Your goal
Your answer is every line of the material below in which the string "Bregma" occurs.
• • •
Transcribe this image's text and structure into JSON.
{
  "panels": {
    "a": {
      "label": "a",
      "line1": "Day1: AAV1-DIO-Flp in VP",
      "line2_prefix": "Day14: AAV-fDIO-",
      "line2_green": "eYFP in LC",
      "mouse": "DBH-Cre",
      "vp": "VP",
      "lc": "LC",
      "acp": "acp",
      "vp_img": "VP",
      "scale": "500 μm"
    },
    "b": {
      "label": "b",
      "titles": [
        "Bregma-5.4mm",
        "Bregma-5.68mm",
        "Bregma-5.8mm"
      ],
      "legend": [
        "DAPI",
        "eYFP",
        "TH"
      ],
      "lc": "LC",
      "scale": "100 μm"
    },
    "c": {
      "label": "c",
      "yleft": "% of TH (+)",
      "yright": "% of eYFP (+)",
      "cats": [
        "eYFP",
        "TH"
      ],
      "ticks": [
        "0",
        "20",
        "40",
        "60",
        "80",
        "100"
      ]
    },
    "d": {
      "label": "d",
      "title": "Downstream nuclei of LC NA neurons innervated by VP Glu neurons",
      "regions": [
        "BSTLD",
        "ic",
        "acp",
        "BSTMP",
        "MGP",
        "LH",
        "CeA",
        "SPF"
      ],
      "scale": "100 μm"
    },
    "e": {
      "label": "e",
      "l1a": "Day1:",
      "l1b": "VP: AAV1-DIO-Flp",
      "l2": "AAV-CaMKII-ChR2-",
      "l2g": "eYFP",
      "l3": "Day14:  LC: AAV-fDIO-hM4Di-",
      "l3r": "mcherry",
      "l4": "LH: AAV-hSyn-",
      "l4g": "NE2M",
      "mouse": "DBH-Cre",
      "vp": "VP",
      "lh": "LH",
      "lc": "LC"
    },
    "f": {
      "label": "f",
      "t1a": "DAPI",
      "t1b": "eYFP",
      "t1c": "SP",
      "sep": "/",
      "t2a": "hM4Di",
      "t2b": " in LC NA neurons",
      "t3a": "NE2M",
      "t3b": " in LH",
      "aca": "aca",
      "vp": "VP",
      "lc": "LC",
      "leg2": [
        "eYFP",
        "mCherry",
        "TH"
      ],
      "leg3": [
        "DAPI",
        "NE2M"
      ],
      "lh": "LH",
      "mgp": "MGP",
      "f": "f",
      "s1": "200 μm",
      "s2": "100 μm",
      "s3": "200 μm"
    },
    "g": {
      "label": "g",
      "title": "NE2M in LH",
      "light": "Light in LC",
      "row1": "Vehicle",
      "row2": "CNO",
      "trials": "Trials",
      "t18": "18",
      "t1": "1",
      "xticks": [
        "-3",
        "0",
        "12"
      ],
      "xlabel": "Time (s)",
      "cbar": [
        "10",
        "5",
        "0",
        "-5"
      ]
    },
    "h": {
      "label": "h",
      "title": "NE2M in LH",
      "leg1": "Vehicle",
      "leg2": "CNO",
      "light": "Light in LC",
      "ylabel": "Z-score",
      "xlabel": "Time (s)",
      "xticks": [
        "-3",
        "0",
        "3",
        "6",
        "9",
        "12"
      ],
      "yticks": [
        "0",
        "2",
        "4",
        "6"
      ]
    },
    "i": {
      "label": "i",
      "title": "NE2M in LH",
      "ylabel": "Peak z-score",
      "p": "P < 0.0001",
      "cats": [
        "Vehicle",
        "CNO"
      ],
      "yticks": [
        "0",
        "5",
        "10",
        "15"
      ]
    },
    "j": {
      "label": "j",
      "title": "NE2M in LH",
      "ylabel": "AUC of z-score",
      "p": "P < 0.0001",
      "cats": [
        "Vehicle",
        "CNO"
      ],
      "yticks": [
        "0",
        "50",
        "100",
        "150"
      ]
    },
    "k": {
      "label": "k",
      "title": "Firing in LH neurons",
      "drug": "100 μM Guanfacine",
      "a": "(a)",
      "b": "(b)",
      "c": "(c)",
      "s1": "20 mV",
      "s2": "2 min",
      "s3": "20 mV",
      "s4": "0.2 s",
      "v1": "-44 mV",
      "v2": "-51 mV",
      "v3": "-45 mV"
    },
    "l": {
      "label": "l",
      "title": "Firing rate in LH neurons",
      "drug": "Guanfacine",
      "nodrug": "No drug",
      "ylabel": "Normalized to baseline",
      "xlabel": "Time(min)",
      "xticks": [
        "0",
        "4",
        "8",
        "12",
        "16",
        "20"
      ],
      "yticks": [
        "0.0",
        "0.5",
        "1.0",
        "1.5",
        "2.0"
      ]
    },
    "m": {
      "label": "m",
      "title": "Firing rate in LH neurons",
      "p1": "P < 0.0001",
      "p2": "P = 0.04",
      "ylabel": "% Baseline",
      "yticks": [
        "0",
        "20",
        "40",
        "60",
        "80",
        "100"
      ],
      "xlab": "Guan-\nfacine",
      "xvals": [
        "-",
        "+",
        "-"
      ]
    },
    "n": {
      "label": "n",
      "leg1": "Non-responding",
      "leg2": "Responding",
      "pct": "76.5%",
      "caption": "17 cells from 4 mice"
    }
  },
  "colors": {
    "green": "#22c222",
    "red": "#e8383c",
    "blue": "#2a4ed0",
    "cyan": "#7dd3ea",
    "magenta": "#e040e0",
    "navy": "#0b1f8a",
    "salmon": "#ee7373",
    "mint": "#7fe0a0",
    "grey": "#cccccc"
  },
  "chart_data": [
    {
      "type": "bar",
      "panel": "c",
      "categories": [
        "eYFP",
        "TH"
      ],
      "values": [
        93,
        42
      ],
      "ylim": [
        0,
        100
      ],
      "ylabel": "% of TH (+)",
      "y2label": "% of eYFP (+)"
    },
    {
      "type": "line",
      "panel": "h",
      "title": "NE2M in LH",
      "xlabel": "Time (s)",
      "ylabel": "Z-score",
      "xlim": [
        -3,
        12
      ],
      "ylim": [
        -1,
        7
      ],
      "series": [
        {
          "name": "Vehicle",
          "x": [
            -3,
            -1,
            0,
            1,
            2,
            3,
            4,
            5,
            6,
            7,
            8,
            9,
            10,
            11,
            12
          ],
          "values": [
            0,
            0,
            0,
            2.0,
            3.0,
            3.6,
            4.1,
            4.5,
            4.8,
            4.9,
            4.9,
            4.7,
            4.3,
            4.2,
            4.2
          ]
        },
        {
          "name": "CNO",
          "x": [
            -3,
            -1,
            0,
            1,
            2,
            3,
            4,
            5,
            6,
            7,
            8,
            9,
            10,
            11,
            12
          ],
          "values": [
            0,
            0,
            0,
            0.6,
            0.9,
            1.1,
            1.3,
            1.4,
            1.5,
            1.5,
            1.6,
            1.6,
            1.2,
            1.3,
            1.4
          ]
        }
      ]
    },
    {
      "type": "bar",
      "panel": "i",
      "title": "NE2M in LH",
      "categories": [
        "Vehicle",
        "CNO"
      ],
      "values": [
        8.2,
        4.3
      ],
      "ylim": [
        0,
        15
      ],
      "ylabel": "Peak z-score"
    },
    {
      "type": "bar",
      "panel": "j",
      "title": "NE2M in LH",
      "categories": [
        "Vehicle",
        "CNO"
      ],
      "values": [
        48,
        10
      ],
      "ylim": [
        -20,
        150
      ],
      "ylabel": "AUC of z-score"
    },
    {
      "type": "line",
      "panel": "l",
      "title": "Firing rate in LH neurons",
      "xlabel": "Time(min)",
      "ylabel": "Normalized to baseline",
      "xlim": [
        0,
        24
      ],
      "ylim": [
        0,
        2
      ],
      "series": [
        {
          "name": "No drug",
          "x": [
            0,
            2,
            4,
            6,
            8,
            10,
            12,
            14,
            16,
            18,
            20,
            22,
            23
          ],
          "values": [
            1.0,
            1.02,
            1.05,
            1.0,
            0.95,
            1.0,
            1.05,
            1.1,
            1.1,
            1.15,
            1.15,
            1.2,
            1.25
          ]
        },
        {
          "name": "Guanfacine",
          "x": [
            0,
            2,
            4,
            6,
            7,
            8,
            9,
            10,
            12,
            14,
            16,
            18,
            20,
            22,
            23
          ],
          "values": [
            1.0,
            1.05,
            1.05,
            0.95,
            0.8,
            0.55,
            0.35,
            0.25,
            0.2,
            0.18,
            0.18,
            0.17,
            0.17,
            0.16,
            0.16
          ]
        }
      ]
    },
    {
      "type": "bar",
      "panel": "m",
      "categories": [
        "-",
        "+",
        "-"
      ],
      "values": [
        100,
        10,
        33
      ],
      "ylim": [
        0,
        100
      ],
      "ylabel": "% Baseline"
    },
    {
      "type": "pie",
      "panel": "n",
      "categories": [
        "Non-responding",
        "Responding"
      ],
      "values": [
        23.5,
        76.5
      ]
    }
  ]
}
• • •
Exercise result
        "Bregma-5.4mm",
        "Bregma-5.68mm",
        "Bregma-5.8mm"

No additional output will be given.